[Stored data]
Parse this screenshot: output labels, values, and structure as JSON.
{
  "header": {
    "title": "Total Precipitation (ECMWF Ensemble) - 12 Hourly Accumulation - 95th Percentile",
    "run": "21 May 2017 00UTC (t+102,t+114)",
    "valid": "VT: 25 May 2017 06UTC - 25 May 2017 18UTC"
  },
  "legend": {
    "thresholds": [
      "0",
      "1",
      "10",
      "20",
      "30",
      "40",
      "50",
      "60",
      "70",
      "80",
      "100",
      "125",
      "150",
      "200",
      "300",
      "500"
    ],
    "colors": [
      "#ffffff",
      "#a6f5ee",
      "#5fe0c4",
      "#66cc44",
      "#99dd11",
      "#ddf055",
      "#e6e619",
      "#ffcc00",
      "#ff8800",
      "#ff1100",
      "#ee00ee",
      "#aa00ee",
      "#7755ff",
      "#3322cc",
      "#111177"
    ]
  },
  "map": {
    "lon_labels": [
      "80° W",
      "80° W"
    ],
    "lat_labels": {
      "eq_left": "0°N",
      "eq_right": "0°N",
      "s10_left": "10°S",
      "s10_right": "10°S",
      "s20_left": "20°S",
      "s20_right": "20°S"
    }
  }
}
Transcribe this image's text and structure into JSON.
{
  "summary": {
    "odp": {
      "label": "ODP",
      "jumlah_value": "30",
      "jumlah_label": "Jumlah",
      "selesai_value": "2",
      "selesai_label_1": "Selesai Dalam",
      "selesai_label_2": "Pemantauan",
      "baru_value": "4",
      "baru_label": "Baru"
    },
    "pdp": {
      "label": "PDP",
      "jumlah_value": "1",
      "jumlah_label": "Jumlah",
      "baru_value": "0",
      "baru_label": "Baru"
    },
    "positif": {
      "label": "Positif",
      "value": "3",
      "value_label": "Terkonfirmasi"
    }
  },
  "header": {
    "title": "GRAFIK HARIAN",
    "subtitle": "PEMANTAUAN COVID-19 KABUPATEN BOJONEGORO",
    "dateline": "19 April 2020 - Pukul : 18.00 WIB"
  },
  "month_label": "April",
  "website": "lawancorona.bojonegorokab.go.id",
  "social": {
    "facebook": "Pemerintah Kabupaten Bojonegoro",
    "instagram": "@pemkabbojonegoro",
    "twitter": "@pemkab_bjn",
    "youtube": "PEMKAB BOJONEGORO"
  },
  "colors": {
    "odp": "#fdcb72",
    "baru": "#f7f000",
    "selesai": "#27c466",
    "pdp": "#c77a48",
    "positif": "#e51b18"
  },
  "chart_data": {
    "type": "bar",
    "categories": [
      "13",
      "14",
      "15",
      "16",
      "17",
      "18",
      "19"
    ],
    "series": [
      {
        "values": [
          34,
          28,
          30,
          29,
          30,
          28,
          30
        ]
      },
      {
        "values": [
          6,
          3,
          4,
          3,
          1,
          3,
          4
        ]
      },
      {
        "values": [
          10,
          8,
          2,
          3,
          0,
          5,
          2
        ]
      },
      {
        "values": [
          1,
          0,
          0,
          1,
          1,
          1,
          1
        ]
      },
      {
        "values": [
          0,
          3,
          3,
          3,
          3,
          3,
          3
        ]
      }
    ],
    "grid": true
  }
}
---
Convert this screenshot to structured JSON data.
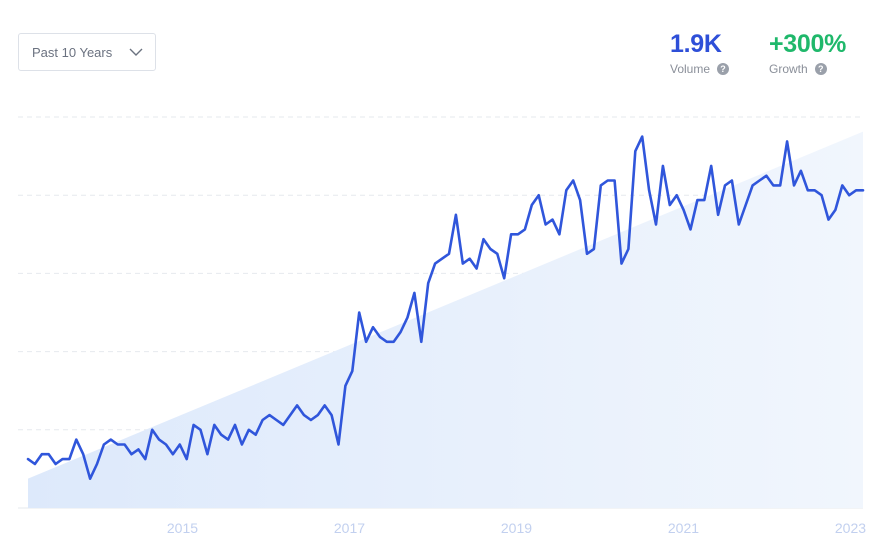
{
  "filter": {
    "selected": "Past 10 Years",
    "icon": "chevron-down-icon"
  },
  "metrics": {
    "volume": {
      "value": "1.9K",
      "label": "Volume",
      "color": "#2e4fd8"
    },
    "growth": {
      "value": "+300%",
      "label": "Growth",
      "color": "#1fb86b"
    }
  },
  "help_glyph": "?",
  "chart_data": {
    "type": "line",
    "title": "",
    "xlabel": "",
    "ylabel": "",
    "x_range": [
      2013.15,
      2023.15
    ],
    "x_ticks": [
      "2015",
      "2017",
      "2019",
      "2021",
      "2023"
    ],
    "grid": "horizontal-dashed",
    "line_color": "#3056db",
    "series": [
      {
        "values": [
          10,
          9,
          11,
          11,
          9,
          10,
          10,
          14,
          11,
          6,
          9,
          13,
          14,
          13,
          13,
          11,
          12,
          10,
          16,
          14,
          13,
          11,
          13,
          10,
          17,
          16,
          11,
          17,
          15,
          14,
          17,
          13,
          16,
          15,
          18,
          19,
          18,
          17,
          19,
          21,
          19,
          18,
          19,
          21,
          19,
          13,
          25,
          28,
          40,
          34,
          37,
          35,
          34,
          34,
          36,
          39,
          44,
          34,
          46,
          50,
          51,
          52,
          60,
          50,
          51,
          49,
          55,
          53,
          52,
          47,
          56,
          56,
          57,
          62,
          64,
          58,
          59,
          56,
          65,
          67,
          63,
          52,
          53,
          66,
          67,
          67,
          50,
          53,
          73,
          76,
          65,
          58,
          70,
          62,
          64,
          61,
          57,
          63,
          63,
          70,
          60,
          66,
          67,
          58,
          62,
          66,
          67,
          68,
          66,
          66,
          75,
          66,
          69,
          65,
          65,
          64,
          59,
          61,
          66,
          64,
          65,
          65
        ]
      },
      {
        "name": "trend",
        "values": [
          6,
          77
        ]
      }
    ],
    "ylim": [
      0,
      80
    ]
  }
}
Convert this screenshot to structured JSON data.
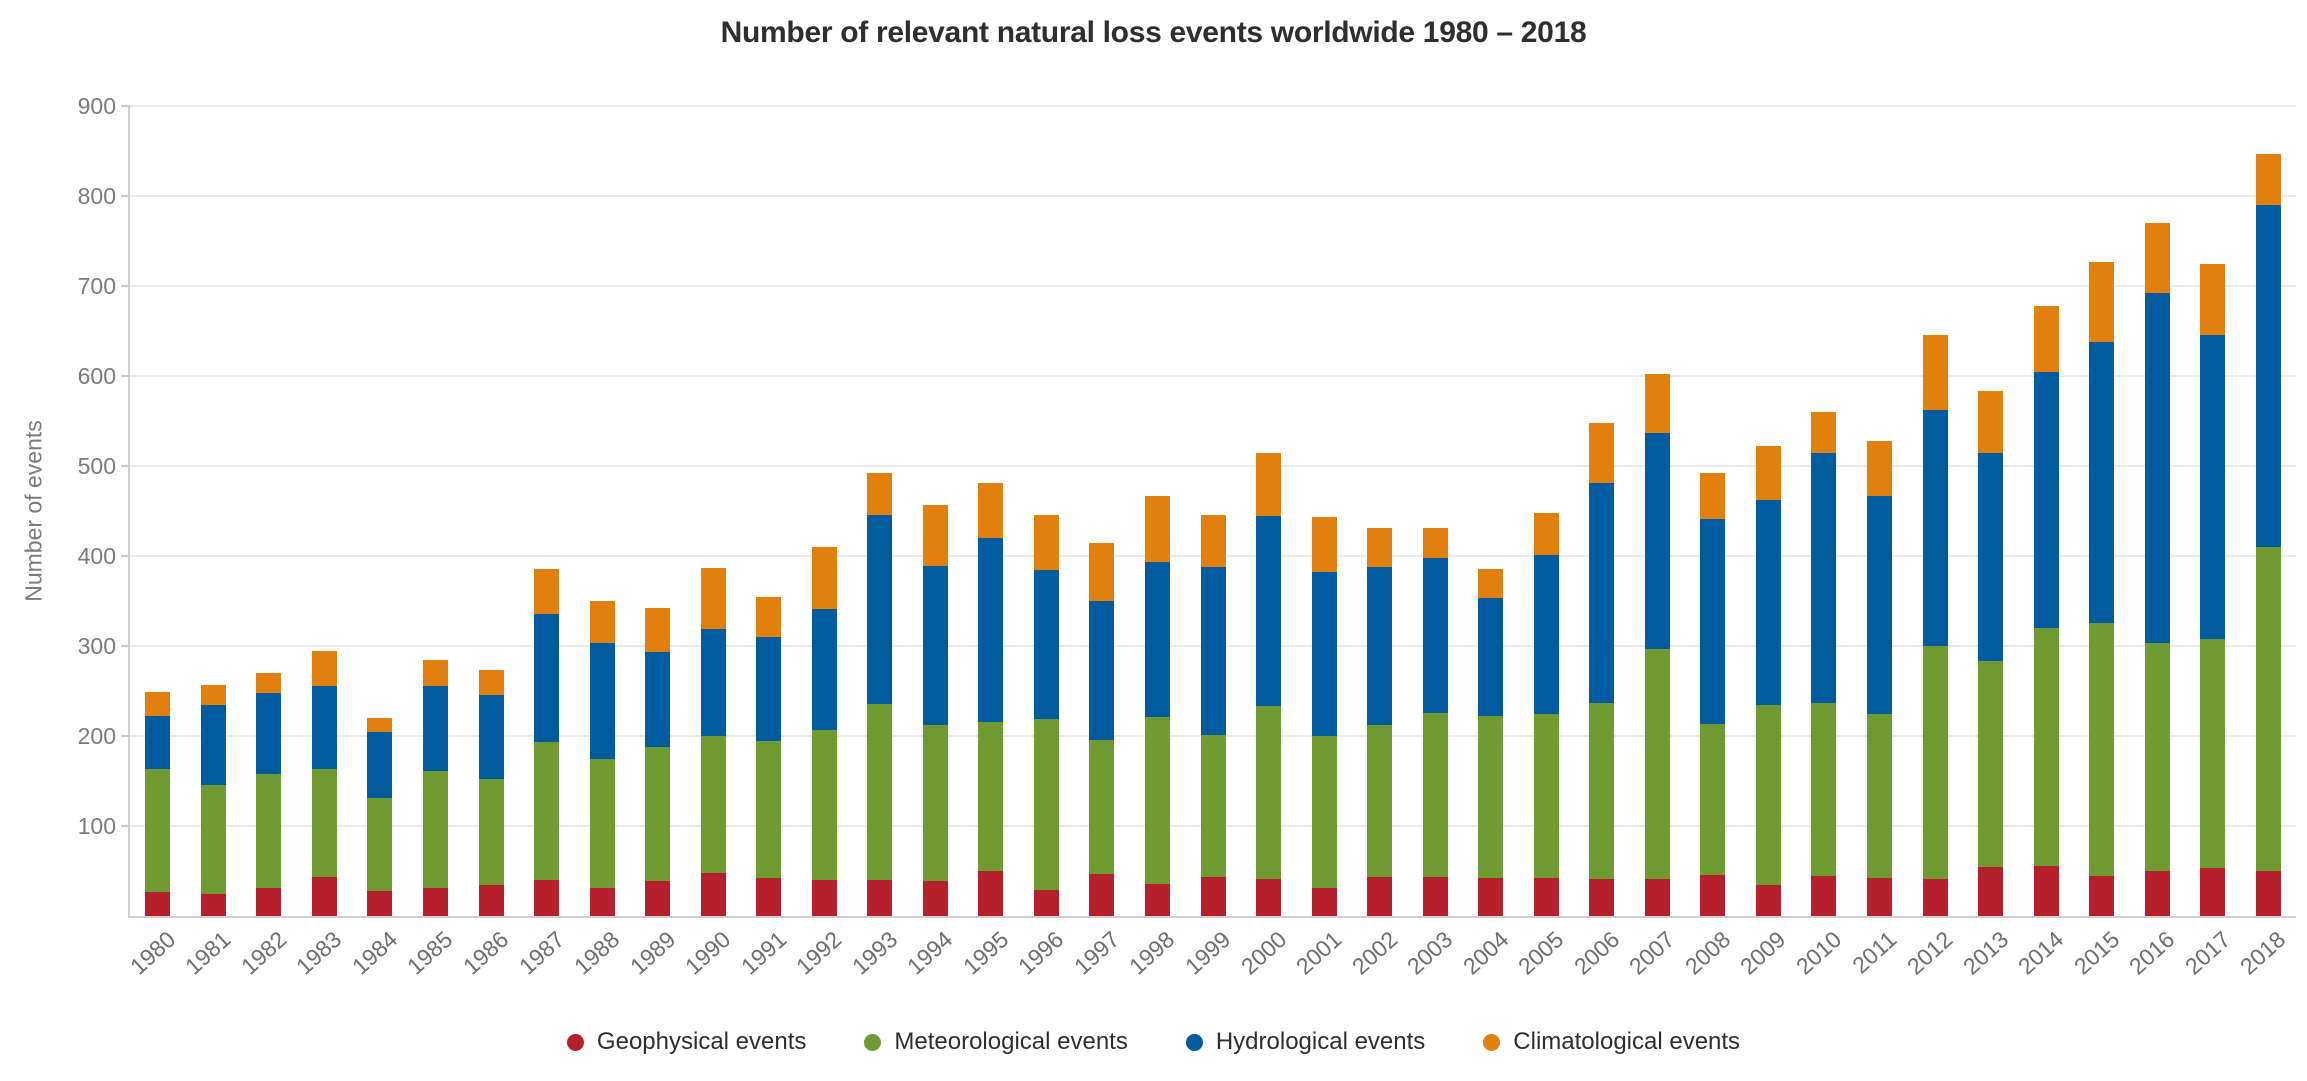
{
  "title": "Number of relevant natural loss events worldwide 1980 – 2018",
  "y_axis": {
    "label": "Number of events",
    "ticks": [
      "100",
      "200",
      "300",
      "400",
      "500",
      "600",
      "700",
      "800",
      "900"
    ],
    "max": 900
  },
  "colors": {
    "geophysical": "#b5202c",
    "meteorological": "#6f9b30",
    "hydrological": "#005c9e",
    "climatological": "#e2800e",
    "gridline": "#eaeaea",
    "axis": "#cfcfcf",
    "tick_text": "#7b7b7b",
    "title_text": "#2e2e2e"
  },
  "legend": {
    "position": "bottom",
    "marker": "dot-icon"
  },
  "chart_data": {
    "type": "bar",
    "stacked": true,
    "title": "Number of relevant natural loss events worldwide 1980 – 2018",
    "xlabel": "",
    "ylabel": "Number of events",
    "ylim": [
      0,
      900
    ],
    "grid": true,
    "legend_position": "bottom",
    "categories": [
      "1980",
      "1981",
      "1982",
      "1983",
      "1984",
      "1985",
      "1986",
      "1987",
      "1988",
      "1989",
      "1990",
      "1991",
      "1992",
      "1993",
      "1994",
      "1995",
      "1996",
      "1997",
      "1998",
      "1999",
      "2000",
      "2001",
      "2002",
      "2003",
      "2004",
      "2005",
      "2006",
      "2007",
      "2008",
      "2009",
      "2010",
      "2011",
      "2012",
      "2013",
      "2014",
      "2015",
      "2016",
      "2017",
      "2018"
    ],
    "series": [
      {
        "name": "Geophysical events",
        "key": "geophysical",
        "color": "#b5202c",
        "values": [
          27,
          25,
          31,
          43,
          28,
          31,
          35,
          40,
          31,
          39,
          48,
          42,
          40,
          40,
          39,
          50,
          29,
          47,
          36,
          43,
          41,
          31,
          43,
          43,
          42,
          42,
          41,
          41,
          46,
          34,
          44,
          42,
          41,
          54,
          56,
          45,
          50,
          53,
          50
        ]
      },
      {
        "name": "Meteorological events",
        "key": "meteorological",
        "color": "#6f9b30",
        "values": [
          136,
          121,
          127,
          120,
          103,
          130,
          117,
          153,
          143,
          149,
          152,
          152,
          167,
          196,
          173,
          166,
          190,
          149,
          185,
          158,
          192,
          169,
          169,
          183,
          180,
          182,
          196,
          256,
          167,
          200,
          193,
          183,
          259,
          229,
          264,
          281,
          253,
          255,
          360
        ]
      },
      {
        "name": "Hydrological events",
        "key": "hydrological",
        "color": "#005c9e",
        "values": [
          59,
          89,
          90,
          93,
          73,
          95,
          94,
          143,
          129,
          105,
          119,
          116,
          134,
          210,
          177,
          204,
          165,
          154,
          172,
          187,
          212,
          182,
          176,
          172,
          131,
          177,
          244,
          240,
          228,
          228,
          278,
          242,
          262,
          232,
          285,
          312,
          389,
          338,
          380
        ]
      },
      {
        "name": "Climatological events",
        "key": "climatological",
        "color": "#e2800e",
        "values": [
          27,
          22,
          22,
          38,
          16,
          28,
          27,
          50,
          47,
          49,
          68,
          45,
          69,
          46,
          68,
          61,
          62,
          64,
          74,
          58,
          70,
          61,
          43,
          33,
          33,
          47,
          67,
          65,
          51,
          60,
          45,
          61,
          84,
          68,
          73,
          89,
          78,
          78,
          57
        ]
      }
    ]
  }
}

■ **Instruction**
Examine the records and report how many lines contain the string "April". Only the number should be given.

■ **Solution to this task**
2